Read the listing and extract each line that includes the word "source".

_ _ _ _

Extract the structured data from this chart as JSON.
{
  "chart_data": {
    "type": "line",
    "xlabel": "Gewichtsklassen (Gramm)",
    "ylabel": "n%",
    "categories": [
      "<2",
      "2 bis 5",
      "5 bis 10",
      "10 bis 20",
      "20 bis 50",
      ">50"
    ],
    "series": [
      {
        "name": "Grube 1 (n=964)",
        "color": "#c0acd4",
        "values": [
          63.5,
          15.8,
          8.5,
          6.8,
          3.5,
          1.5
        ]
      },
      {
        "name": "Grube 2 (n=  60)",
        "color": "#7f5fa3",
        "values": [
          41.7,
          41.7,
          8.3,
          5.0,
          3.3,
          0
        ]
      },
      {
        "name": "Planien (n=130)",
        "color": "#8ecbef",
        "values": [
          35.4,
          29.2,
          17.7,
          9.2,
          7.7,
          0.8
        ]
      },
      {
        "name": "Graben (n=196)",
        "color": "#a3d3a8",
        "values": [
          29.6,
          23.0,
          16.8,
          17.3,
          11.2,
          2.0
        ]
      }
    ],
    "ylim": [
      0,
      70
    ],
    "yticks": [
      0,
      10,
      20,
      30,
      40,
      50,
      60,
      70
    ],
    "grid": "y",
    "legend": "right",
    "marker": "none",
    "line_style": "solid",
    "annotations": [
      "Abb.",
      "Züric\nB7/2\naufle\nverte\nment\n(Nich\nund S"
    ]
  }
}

_ _ _ _

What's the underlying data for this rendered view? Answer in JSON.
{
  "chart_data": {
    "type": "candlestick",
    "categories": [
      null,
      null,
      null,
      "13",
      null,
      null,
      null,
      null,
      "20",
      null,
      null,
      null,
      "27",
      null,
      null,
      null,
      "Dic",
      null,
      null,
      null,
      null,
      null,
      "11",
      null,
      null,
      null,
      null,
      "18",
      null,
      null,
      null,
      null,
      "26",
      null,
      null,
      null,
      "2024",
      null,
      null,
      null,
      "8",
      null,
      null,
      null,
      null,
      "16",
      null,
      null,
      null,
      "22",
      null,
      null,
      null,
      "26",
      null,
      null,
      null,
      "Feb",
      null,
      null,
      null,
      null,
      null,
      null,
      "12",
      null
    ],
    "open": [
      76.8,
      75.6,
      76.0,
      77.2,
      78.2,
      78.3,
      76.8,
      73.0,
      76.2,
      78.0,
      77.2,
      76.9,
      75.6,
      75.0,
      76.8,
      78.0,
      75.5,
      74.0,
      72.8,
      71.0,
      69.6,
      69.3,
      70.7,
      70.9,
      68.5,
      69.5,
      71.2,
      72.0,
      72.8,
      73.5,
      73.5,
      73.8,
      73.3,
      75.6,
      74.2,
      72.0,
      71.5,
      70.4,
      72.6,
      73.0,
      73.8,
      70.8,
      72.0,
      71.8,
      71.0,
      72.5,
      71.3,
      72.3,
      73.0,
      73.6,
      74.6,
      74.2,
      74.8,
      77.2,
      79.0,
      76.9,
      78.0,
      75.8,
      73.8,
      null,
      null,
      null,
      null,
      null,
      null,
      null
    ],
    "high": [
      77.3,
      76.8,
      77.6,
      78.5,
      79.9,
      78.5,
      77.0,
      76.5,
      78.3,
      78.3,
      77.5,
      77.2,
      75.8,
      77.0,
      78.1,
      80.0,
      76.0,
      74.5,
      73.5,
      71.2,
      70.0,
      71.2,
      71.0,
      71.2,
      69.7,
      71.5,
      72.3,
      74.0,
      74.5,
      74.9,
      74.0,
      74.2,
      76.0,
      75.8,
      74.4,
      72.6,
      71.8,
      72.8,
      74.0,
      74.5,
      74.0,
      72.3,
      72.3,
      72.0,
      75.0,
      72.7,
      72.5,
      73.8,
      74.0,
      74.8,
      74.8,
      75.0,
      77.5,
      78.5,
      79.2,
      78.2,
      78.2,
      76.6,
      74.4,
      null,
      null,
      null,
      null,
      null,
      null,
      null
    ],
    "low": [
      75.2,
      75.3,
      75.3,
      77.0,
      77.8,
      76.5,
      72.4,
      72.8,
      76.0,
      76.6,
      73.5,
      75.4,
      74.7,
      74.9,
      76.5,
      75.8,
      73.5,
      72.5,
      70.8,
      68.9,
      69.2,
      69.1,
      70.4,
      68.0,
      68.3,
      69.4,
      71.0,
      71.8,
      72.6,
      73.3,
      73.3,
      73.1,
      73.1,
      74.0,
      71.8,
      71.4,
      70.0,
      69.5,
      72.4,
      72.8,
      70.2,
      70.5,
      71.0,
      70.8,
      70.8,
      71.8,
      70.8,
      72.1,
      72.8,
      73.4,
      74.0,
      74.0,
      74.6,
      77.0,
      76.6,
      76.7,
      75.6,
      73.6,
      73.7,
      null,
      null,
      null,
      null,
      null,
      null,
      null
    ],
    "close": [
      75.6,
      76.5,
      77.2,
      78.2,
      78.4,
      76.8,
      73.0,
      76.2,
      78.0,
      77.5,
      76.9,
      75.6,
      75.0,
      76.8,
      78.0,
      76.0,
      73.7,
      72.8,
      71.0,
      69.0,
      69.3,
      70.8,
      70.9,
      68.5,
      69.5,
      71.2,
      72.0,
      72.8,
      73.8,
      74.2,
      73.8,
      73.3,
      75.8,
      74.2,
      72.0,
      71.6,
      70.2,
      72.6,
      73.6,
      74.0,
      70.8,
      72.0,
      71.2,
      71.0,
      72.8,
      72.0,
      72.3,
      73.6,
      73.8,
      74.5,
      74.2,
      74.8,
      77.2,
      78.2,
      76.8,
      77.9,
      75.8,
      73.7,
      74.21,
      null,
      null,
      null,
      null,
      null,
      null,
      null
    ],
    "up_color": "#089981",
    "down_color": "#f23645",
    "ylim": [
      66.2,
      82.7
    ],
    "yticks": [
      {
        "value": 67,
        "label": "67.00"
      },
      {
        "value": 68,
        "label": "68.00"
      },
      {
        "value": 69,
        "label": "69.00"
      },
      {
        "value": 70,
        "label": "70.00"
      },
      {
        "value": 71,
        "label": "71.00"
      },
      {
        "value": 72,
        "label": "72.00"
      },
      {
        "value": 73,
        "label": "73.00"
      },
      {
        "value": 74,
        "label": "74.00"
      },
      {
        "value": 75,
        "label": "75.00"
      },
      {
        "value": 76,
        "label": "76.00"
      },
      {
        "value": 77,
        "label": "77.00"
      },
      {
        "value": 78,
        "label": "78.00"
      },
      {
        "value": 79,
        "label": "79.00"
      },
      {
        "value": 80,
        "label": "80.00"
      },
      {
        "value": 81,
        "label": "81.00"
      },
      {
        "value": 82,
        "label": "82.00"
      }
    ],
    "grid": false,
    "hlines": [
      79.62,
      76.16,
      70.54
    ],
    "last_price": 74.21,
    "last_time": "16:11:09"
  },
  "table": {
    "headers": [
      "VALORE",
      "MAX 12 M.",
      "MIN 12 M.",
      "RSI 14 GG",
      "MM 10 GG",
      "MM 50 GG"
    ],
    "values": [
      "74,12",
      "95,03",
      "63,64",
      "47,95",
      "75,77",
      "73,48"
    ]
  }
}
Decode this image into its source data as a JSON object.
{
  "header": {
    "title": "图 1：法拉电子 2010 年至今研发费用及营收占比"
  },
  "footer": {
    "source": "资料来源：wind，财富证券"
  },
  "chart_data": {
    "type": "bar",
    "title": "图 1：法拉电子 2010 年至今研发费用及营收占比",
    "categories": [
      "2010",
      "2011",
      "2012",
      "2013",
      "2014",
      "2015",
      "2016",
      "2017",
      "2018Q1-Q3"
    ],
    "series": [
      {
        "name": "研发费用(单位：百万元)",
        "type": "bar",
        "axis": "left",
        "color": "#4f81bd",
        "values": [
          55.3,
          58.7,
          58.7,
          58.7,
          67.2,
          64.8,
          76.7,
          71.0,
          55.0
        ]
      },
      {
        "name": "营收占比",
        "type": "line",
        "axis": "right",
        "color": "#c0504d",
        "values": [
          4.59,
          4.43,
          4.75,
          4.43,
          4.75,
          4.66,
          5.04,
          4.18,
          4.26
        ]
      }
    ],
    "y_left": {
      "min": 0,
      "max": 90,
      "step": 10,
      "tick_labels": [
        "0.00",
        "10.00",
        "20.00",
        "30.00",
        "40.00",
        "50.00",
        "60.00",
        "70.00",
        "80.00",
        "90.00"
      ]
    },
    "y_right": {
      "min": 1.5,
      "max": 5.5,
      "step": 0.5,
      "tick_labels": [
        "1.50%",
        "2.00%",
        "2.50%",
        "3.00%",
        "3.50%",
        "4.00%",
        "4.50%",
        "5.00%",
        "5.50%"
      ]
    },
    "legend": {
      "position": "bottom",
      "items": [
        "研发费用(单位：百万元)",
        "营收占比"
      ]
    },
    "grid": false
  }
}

_ _ _ _

### Reply
Decode this image into its source data as a JSON object.
    "source": "资料来源：wind，财富证券"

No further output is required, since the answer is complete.